(Figure collection entries)
————————

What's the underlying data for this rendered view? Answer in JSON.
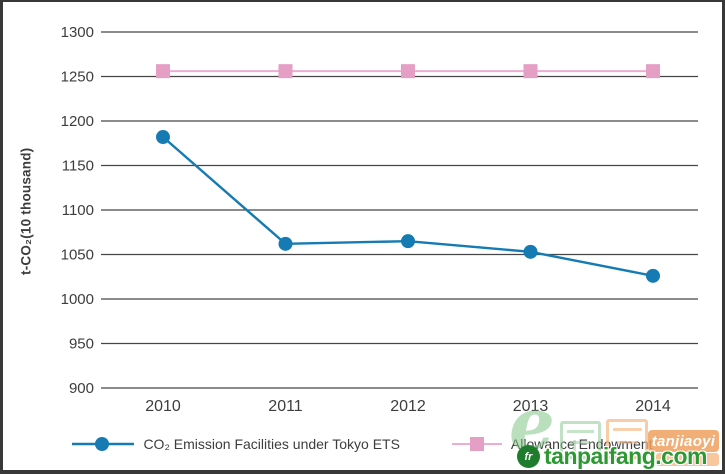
{
  "frame": {
    "border_color": "#383838",
    "background": "#ffffff"
  },
  "colors": {
    "frame": "#383838",
    "text": "#3d3d3d",
    "grid": "#464646",
    "blue": "#157bb2",
    "pink": "#e59ec4",
    "pink_line": "#ecaed0",
    "wm_green_dark": "#2c9933",
    "wm_orange": "rgba(240,160,95,0.85)",
    "wm_orange_light": "rgba(245,175,115,0.7)",
    "wm_logo_green": "#1e7d2c"
  },
  "chart_data": {
    "type": "line",
    "title": "",
    "categories": [
      "2010",
      "2011",
      "2012",
      "2013",
      "2014"
    ],
    "series": [
      {
        "name": "CO₂ Emission Facilities under Tokyo ETS",
        "values": [
          1182,
          1062,
          1065,
          1053,
          1026
        ],
        "color_key": "blue",
        "line_color_key": "blue",
        "marker": "circle"
      },
      {
        "name": "Allowance Endowment",
        "values": [
          1256,
          1256,
          1256,
          1256,
          1256
        ],
        "color_key": "pink",
        "line_color_key": "pink_line",
        "marker": "square"
      }
    ],
    "xlabel": "",
    "ylabel": "t-CO₂(10 thousand)",
    "ylim": [
      900,
      1300
    ],
    "ytick_step": 50,
    "grid": "horizontal-only",
    "legend_position": "bottom-center"
  },
  "watermark": {
    "script_letter": "e",
    "badge_text": "tanjiaoyi",
    "site_text": "tanpaifang.com",
    "logo_glyph": "fr"
  }
}
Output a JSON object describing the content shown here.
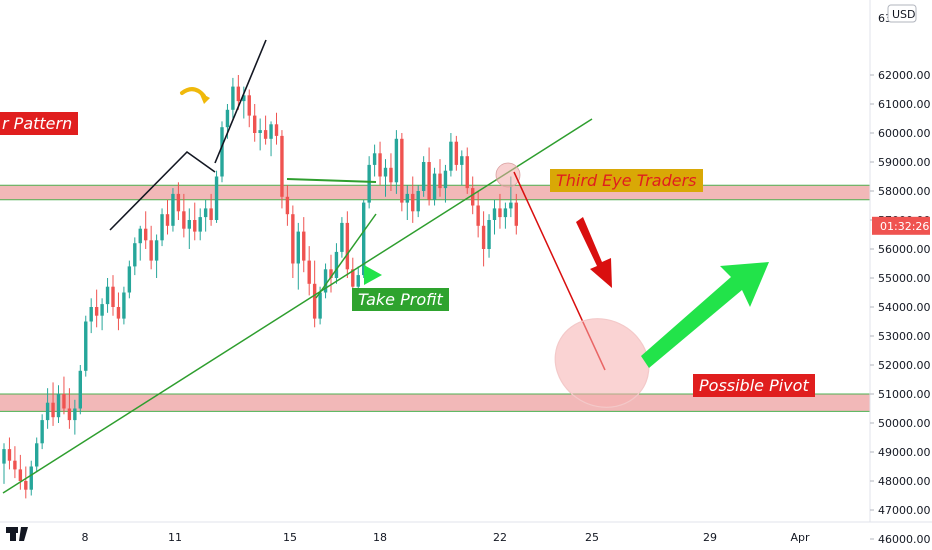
{
  "chart_data": {
    "type": "candlestick",
    "currency_badge": "USD",
    "price_axis": {
      "range": [
        45600,
        63500
      ],
      "ticks": [
        46000,
        47000,
        48000,
        49000,
        50000,
        51000,
        52000,
        53000,
        54000,
        55000,
        56000,
        57000,
        58000,
        59000,
        60000,
        61000,
        62000
      ],
      "tick_labels": [
        "46000.00",
        "47000.00",
        "48000.00",
        "49000.00",
        "50000.00",
        "51000.00",
        "52000.00",
        "53000.00",
        "54000.00",
        "55000.00",
        "56000.00",
        "57000.00",
        "58000.00",
        "59000.00",
        "60000.00",
        "61000.00",
        "62000.00"
      ],
      "top_partial_label": "63",
      "current_price_countdown": "01:32:26",
      "current_price": 56800
    },
    "time_axis": {
      "tick_labels": [
        "8",
        "11",
        "15",
        "18",
        "22",
        "25",
        "29",
        "Apr"
      ]
    },
    "colors": {
      "up": "#26a69a",
      "down": "#ef5350",
      "zone_fill": "#f2b8b8",
      "zone_border": "#4caf50",
      "trendline": "#2e9e2e",
      "label_red": "#e01e1e",
      "label_gold": "#d9a806",
      "label_green": "#2ea32e",
      "arrow_green": "#22e34a",
      "arrow_red": "#d90f0f"
    },
    "zones": [
      {
        "name": "resistance-zone",
        "low": 57700,
        "high": 58200
      },
      {
        "name": "support-zone",
        "low": 50400,
        "high": 51000
      }
    ],
    "annotations": {
      "pattern_label": "r Pattern",
      "brand_label": "Third Eye Traders",
      "take_profit_label": "Take Profit",
      "pivot_label": "Possible Pivot"
    },
    "candles": [
      {
        "o": 48600,
        "h": 49300,
        "l": 47900,
        "c": 49100
      },
      {
        "o": 49100,
        "h": 49500,
        "l": 48400,
        "c": 48700
      },
      {
        "o": 48700,
        "h": 49200,
        "l": 48100,
        "c": 48400
      },
      {
        "o": 48400,
        "h": 48900,
        "l": 47700,
        "c": 48000
      },
      {
        "o": 48000,
        "h": 48500,
        "l": 47400,
        "c": 47700
      },
      {
        "o": 47700,
        "h": 48700,
        "l": 47500,
        "c": 48500
      },
      {
        "o": 48500,
        "h": 49500,
        "l": 48300,
        "c": 49300
      },
      {
        "o": 49300,
        "h": 50300,
        "l": 49100,
        "c": 50100
      },
      {
        "o": 50100,
        "h": 51200,
        "l": 49800,
        "c": 50700
      },
      {
        "o": 50700,
        "h": 51400,
        "l": 49900,
        "c": 50200
      },
      {
        "o": 50200,
        "h": 51300,
        "l": 50000,
        "c": 51000
      },
      {
        "o": 51000,
        "h": 51600,
        "l": 50300,
        "c": 50500
      },
      {
        "o": 50500,
        "h": 51200,
        "l": 49800,
        "c": 50100
      },
      {
        "o": 50100,
        "h": 50800,
        "l": 49600,
        "c": 50500
      },
      {
        "o": 50500,
        "h": 52000,
        "l": 50300,
        "c": 51800
      },
      {
        "o": 51800,
        "h": 53700,
        "l": 51600,
        "c": 53500
      },
      {
        "o": 53500,
        "h": 54300,
        "l": 53100,
        "c": 54000
      },
      {
        "o": 54000,
        "h": 54600,
        "l": 53300,
        "c": 53700
      },
      {
        "o": 53700,
        "h": 54300,
        "l": 53200,
        "c": 54100
      },
      {
        "o": 54100,
        "h": 55000,
        "l": 53800,
        "c": 54700
      },
      {
        "o": 54700,
        "h": 55100,
        "l": 53700,
        "c": 54000
      },
      {
        "o": 54000,
        "h": 54500,
        "l": 53200,
        "c": 53600
      },
      {
        "o": 53600,
        "h": 54700,
        "l": 53400,
        "c": 54500
      },
      {
        "o": 54500,
        "h": 55600,
        "l": 54300,
        "c": 55400
      },
      {
        "o": 55400,
        "h": 56400,
        "l": 55100,
        "c": 56200
      },
      {
        "o": 56200,
        "h": 56800,
        "l": 55600,
        "c": 56700
      },
      {
        "o": 56700,
        "h": 57300,
        "l": 56000,
        "c": 56300
      },
      {
        "o": 56300,
        "h": 56800,
        "l": 55300,
        "c": 55600
      },
      {
        "o": 55600,
        "h": 56500,
        "l": 55000,
        "c": 56300
      },
      {
        "o": 56300,
        "h": 57400,
        "l": 56100,
        "c": 57200
      },
      {
        "o": 57200,
        "h": 57700,
        "l": 56500,
        "c": 56800
      },
      {
        "o": 56800,
        "h": 58100,
        "l": 56600,
        "c": 57900
      },
      {
        "o": 57900,
        "h": 58300,
        "l": 57000,
        "c": 57300
      },
      {
        "o": 57300,
        "h": 57900,
        "l": 56400,
        "c": 56700
      },
      {
        "o": 56700,
        "h": 57400,
        "l": 56000,
        "c": 57000
      },
      {
        "o": 57000,
        "h": 57600,
        "l": 56300,
        "c": 56600
      },
      {
        "o": 56600,
        "h": 57400,
        "l": 56300,
        "c": 57100
      },
      {
        "o": 57100,
        "h": 57700,
        "l": 56600,
        "c": 57400
      },
      {
        "o": 57400,
        "h": 57900,
        "l": 56800,
        "c": 57000
      },
      {
        "o": 57000,
        "h": 58700,
        "l": 56900,
        "c": 58500
      },
      {
        "o": 58500,
        "h": 60400,
        "l": 58300,
        "c": 60200
      },
      {
        "o": 60200,
        "h": 61000,
        "l": 59800,
        "c": 60800
      },
      {
        "o": 60800,
        "h": 61900,
        "l": 60500,
        "c": 61600
      },
      {
        "o": 61600,
        "h": 62000,
        "l": 60800,
        "c": 61100
      },
      {
        "o": 61100,
        "h": 61600,
        "l": 60500,
        "c": 61300
      },
      {
        "o": 61300,
        "h": 61500,
        "l": 60200,
        "c": 60600
      },
      {
        "o": 60600,
        "h": 61000,
        "l": 59700,
        "c": 60000
      },
      {
        "o": 60000,
        "h": 60500,
        "l": 59400,
        "c": 60100
      },
      {
        "o": 60100,
        "h": 60600,
        "l": 59600,
        "c": 59800
      },
      {
        "o": 59800,
        "h": 60400,
        "l": 59200,
        "c": 60300
      },
      {
        "o": 60300,
        "h": 60700,
        "l": 59600,
        "c": 59900
      },
      {
        "o": 59900,
        "h": 60100,
        "l": 57400,
        "c": 57800
      },
      {
        "o": 57800,
        "h": 58200,
        "l": 56800,
        "c": 57200
      },
      {
        "o": 57200,
        "h": 57500,
        "l": 55000,
        "c": 55500
      },
      {
        "o": 55500,
        "h": 56900,
        "l": 54600,
        "c": 56600
      },
      {
        "o": 56600,
        "h": 57100,
        "l": 55200,
        "c": 55600
      },
      {
        "o": 55600,
        "h": 56100,
        "l": 54400,
        "c": 54800
      },
      {
        "o": 54800,
        "h": 55600,
        "l": 53300,
        "c": 53600
      },
      {
        "o": 53600,
        "h": 54700,
        "l": 53400,
        "c": 54500
      },
      {
        "o": 54500,
        "h": 55500,
        "l": 54300,
        "c": 55300
      },
      {
        "o": 55300,
        "h": 55800,
        "l": 54500,
        "c": 55000
      },
      {
        "o": 55000,
        "h": 56200,
        "l": 54800,
        "c": 55900
      },
      {
        "o": 55900,
        "h": 57100,
        "l": 55700,
        "c": 56900
      },
      {
        "o": 56900,
        "h": 57300,
        "l": 55000,
        "c": 55300
      },
      {
        "o": 55300,
        "h": 55700,
        "l": 54300,
        "c": 54700
      },
      {
        "o": 54700,
        "h": 55400,
        "l": 54200,
        "c": 55100
      },
      {
        "o": 55100,
        "h": 57700,
        "l": 55000,
        "c": 57600
      },
      {
        "o": 57600,
        "h": 59200,
        "l": 57400,
        "c": 58900
      },
      {
        "o": 58900,
        "h": 59600,
        "l": 58500,
        "c": 59300
      },
      {
        "o": 59300,
        "h": 59700,
        "l": 58200,
        "c": 58500
      },
      {
        "o": 58500,
        "h": 59100,
        "l": 57800,
        "c": 58800
      },
      {
        "o": 58800,
        "h": 59300,
        "l": 58000,
        "c": 58300
      },
      {
        "o": 58300,
        "h": 60100,
        "l": 57900,
        "c": 59800
      },
      {
        "o": 59800,
        "h": 60000,
        "l": 57300,
        "c": 57600
      },
      {
        "o": 57600,
        "h": 58200,
        "l": 57000,
        "c": 57900
      },
      {
        "o": 57900,
        "h": 58500,
        "l": 56900,
        "c": 57300
      },
      {
        "o": 57300,
        "h": 58200,
        "l": 57100,
        "c": 58000
      },
      {
        "o": 58000,
        "h": 59200,
        "l": 57800,
        "c": 59000
      },
      {
        "o": 59000,
        "h": 59500,
        "l": 57500,
        "c": 57700
      },
      {
        "o": 57700,
        "h": 58800,
        "l": 57500,
        "c": 58600
      },
      {
        "o": 58600,
        "h": 59100,
        "l": 57800,
        "c": 58100
      },
      {
        "o": 58100,
        "h": 58900,
        "l": 57600,
        "c": 58700
      },
      {
        "o": 58700,
        "h": 60000,
        "l": 58500,
        "c": 59700
      },
      {
        "o": 59700,
        "h": 59900,
        "l": 58700,
        "c": 58900
      },
      {
        "o": 58900,
        "h": 59400,
        "l": 58200,
        "c": 59200
      },
      {
        "o": 59200,
        "h": 59500,
        "l": 57900,
        "c": 58100
      },
      {
        "o": 58100,
        "h": 58500,
        "l": 57200,
        "c": 57500
      },
      {
        "o": 57500,
        "h": 58000,
        "l": 56400,
        "c": 56800
      },
      {
        "o": 56800,
        "h": 57300,
        "l": 55400,
        "c": 56000
      },
      {
        "o": 56000,
        "h": 57200,
        "l": 55700,
        "c": 57000
      },
      {
        "o": 57000,
        "h": 57700,
        "l": 56500,
        "c": 57400
      },
      {
        "o": 57400,
        "h": 57900,
        "l": 56700,
        "c": 57100
      },
      {
        "o": 57100,
        "h": 57600,
        "l": 56700,
        "c": 57400
      },
      {
        "o": 57400,
        "h": 58500,
        "l": 57100,
        "c": 57600
      },
      {
        "o": 57600,
        "h": 57900,
        "l": 56500,
        "c": 56800
      }
    ]
  }
}
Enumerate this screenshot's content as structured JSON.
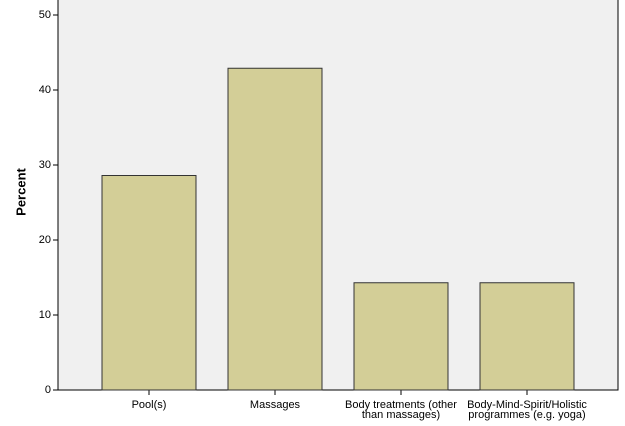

————————

Task instructions:
Go through the material line by line. Show each line that contains the string "rgba".

Answer:
    "wm_orange": "rgba(240,160,95,0.85)",
    "wm_orange_light": "rgba(245,175,115,0.7)",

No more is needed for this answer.